#### The records:
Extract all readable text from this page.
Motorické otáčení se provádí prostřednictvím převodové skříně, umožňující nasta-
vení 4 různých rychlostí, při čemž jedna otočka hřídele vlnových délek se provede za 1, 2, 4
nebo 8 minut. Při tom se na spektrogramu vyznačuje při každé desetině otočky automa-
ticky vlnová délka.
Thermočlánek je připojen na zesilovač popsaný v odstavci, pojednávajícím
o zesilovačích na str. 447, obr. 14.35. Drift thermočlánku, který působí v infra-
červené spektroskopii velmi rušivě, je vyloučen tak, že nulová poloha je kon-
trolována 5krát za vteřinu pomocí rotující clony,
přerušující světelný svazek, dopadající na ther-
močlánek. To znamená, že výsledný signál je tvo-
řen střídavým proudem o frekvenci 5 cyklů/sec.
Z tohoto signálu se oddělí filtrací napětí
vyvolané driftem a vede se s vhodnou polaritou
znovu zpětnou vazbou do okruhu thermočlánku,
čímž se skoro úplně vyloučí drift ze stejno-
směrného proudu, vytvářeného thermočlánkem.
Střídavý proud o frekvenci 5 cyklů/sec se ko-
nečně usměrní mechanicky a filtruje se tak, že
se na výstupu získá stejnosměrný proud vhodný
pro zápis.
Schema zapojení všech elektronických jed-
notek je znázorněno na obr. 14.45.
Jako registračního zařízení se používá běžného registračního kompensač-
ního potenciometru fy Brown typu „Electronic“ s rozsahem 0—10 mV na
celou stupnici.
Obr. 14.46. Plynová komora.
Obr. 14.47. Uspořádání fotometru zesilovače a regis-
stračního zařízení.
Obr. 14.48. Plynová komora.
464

==

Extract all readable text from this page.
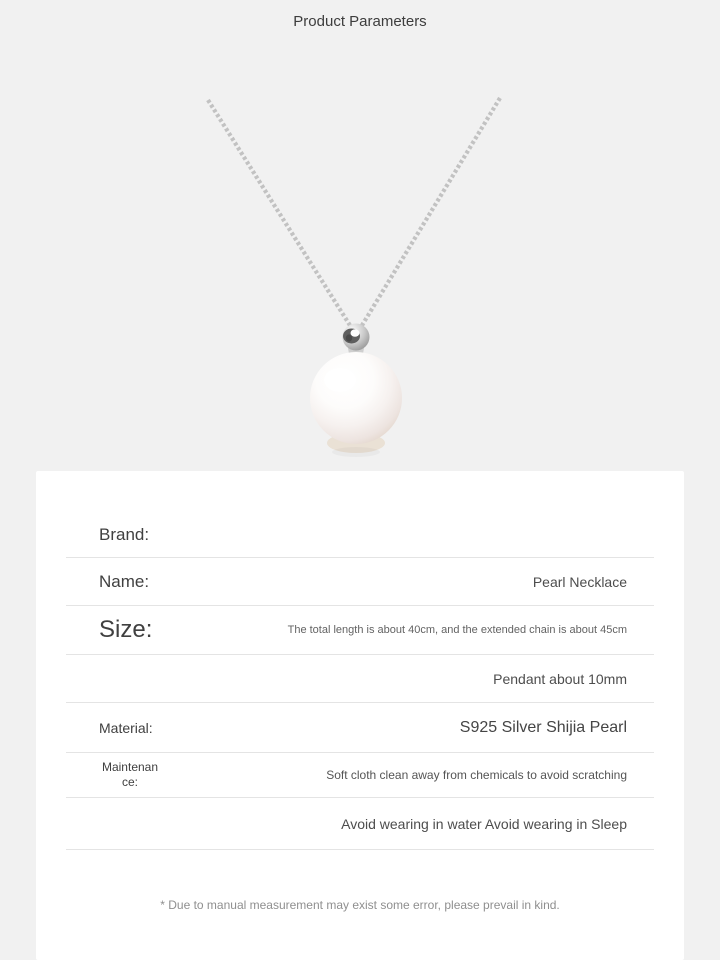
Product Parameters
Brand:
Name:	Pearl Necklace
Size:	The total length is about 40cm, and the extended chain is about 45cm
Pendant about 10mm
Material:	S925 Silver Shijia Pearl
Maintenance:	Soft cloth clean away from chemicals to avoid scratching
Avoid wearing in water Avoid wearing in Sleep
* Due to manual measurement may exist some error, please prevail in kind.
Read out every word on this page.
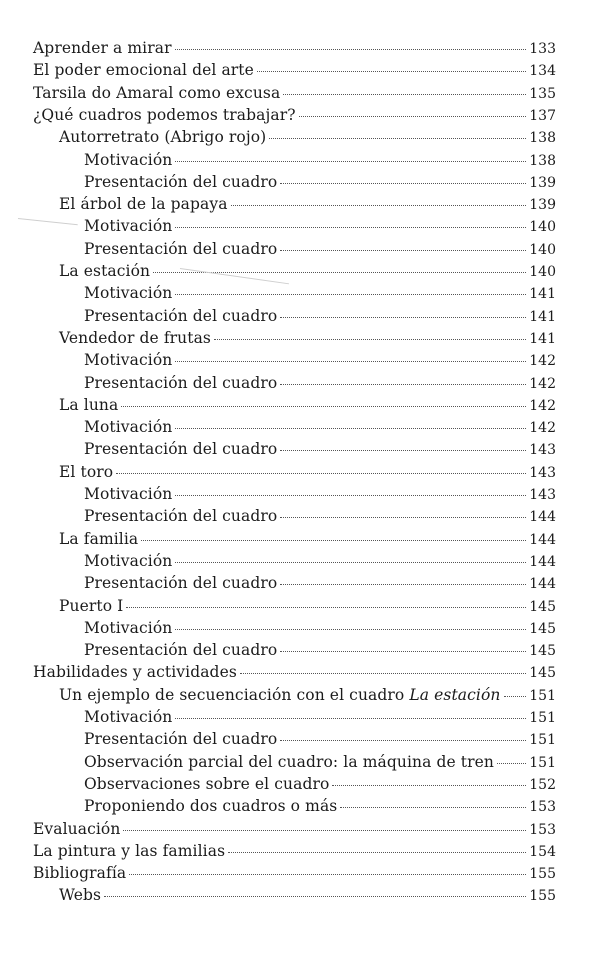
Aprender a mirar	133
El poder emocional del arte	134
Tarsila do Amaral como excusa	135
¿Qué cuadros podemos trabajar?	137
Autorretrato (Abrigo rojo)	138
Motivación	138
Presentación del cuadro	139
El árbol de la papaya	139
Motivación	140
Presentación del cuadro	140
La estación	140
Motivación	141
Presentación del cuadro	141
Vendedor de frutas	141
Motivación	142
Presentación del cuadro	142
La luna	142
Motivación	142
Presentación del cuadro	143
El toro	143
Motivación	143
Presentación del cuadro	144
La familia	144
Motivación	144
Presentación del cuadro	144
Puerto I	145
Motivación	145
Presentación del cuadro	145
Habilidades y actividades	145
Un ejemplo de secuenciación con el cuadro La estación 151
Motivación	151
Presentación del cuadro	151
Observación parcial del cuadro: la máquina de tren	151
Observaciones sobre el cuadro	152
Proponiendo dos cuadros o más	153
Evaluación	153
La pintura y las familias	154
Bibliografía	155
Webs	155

#### Exercise directions:
Locate each line containing the string "frekvenci" and show it.

#### Response to the task:
řen střídavým proudem o frekvenci 5 cyklů/sec.
Střídavý proud o frekvenci 5 cyklů/sec se ko-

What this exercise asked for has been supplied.